━━━ Data to process ━━━

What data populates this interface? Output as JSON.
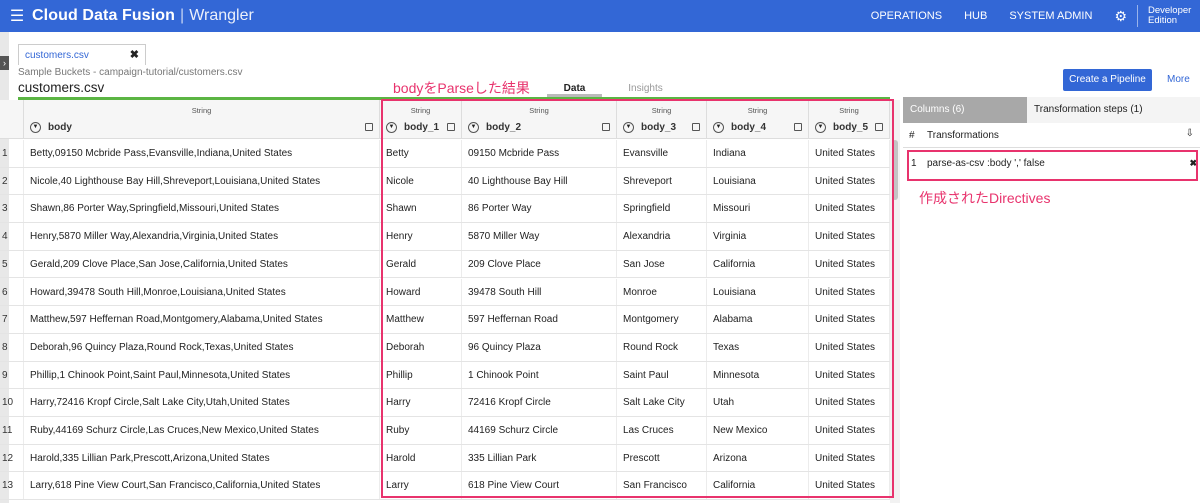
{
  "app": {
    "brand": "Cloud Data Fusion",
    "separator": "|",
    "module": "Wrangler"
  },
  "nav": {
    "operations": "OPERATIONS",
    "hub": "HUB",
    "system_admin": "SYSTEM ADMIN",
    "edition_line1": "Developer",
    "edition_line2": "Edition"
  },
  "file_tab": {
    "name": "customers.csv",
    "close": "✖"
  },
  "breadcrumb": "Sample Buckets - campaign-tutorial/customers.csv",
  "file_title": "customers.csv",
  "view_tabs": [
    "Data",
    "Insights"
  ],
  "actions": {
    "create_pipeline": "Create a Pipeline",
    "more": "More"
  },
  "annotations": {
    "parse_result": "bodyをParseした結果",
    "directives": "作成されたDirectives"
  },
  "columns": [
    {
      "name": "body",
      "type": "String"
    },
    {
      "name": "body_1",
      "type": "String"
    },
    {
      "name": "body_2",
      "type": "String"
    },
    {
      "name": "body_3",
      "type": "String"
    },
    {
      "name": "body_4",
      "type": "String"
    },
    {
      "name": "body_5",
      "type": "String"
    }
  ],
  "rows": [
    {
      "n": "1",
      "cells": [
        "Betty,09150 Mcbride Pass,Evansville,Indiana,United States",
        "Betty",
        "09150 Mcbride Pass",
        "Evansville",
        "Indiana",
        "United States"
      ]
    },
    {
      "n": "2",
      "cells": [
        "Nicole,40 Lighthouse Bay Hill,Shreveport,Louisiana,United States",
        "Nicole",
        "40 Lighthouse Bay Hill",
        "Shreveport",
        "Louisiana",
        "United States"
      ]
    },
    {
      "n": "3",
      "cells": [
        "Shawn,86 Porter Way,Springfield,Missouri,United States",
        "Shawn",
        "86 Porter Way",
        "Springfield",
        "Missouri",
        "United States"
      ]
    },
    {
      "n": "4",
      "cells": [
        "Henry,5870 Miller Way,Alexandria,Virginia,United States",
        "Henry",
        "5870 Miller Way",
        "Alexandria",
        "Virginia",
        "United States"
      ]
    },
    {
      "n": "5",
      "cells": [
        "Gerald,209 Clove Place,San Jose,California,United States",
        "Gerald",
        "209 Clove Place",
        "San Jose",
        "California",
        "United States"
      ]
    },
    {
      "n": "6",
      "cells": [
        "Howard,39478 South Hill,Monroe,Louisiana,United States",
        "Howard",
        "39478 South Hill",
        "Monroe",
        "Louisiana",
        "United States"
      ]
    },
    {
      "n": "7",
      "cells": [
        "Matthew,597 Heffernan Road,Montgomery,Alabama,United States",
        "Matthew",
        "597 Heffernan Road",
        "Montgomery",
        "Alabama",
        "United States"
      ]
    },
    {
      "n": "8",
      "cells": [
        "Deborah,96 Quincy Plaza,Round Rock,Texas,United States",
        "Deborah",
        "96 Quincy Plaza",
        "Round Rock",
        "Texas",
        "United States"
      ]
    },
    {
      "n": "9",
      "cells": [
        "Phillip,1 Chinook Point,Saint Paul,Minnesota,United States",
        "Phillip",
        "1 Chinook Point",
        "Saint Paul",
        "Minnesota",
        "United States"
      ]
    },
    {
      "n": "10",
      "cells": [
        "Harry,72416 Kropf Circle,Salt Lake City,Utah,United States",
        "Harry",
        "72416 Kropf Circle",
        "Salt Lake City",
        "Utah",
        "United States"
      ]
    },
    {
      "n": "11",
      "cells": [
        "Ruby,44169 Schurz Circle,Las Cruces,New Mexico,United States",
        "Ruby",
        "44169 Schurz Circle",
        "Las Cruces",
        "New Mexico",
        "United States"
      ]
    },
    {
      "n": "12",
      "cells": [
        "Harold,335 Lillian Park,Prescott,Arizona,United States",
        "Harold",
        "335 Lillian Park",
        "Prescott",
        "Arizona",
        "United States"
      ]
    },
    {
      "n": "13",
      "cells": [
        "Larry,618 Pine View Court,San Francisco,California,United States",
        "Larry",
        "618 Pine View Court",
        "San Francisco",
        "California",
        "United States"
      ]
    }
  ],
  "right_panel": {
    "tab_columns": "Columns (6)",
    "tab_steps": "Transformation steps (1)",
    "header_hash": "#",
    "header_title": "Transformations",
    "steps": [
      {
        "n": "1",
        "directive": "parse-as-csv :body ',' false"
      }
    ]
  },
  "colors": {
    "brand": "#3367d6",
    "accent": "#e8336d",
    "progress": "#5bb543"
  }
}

━━━

# The task
Return the entries unchanged, save for the pictures, which do not belong in the copy.

# Solution for this problem
What data populates this interface? Output as JSON.
{
  "app": {
    "brand": "Cloud Data Fusion",
    "separator": "|",
    "module": "Wrangler"
  },
  "nav": {
    "operations": "OPERATIONS",
    "hub": "HUB",
    "system_admin": "SYSTEM ADMIN",
    "edition_line1": "Developer",
    "edition_line2": "Edition"
  },
  "file_tab": {
    "name": "customers.csv",
    "close": "✖"
  },
  "breadcrumb": "Sample Buckets - campaign-tutorial/customers.csv",
  "file_title": "customers.csv",
  "view_tabs": [
    "Data",
    "Insights"
  ],
  "actions": {
    "create_pipeline": "Create a Pipeline",
    "more": "More"
  },
  "annotations": {
    "parse_result": "bodyをParseした結果",
    "directives": "作成されたDirectives"
  },
  "columns": [
    {
      "name": "body",
      "type": "String"
    },
    {
      "name": "body_1",
      "type": "String"
    },
    {
      "name": "body_2",
      "type": "String"
    },
    {
      "name": "body_3",
      "type": "String"
    },
    {
      "name": "body_4",
      "type": "String"
    },
    {
      "name": "body_5",
      "type": "String"
    }
  ],
  "rows": [
    {
      "n": "1",
      "cells": [
        "Betty,09150 Mcbride Pass,Evansville,Indiana,United States",
        "Betty",
        "09150 Mcbride Pass",
        "Evansville",
        "Indiana",
        "United States"
      ]
    },
    {
      "n": "2",
      "cells": [
        "Nicole,40 Lighthouse Bay Hill,Shreveport,Louisiana,United States",
        "Nicole",
        "40 Lighthouse Bay Hill",
        "Shreveport",
        "Louisiana",
        "United States"
      ]
    },
    {
      "n": "3",
      "cells": [
        "Shawn,86 Porter Way,Springfield,Missouri,United States",
        "Shawn",
        "86 Porter Way",
        "Springfield",
        "Missouri",
        "United States"
      ]
    },
    {
      "n": "4",
      "cells": [
        "Henry,5870 Miller Way,Alexandria,Virginia,United States",
        "Henry",
        "5870 Miller Way",
        "Alexandria",
        "Virginia",
        "United States"
      ]
    },
    {
      "n": "5",
      "cells": [
        "Gerald,209 Clove Place,San Jose,California,United States",
        "Gerald",
        "209 Clove Place",
        "San Jose",
        "California",
        "United States"
      ]
    },
    {
      "n": "6",
      "cells": [
        "Howard,39478 South Hill,Monroe,Louisiana,United States",
        "Howard",
        "39478 South Hill",
        "Monroe",
        "Louisiana",
        "United States"
      ]
    },
    {
      "n": "7",
      "cells": [
        "Matthew,597 Heffernan Road,Montgomery,Alabama,United States",
        "Matthew",
        "597 Heffernan Road",
        "Montgomery",
        "Alabama",
        "United States"
      ]
    },
    {
      "n": "8",
      "cells": [
        "Deborah,96 Quincy Plaza,Round Rock,Texas,United States",
        "Deborah",
        "96 Quincy Plaza",
        "Round Rock",
        "Texas",
        "United States"
      ]
    },
    {
      "n": "9",
      "cells": [
        "Phillip,1 Chinook Point,Saint Paul,Minnesota,United States",
        "Phillip",
        "1 Chinook Point",
        "Saint Paul",
        "Minnesota",
        "United States"
      ]
    },
    {
      "n": "10",
      "cells": [
        "Harry,72416 Kropf Circle,Salt Lake City,Utah,United States",
        "Harry",
        "72416 Kropf Circle",
        "Salt Lake City",
        "Utah",
        "United States"
      ]
    },
    {
      "n": "11",
      "cells": [
        "Ruby,44169 Schurz Circle,Las Cruces,New Mexico,United States",
        "Ruby",
        "44169 Schurz Circle",
        "Las Cruces",
        "New Mexico",
        "United States"
      ]
    },
    {
      "n": "12",
      "cells": [
        "Harold,335 Lillian Park,Prescott,Arizona,United States",
        "Harold",
        "335 Lillian Park",
        "Prescott",
        "Arizona",
        "United States"
      ]
    },
    {
      "n": "13",
      "cells": [
        "Larry,618 Pine View Court,San Francisco,California,United States",
        "Larry",
        "618 Pine View Court",
        "San Francisco",
        "California",
        "United States"
      ]
    }
  ],
  "right_panel": {
    "tab_columns": "Columns (6)",
    "tab_steps": "Transformation steps (1)",
    "header_hash": "#",
    "header_title": "Transformations",
    "steps": [
      {
        "n": "1",
        "directive": "parse-as-csv :body ',' false"
      }
    ]
  },
  "colors": {
    "brand": "#3367d6",
    "accent": "#e8336d",
    "progress": "#5bb543"
  }
}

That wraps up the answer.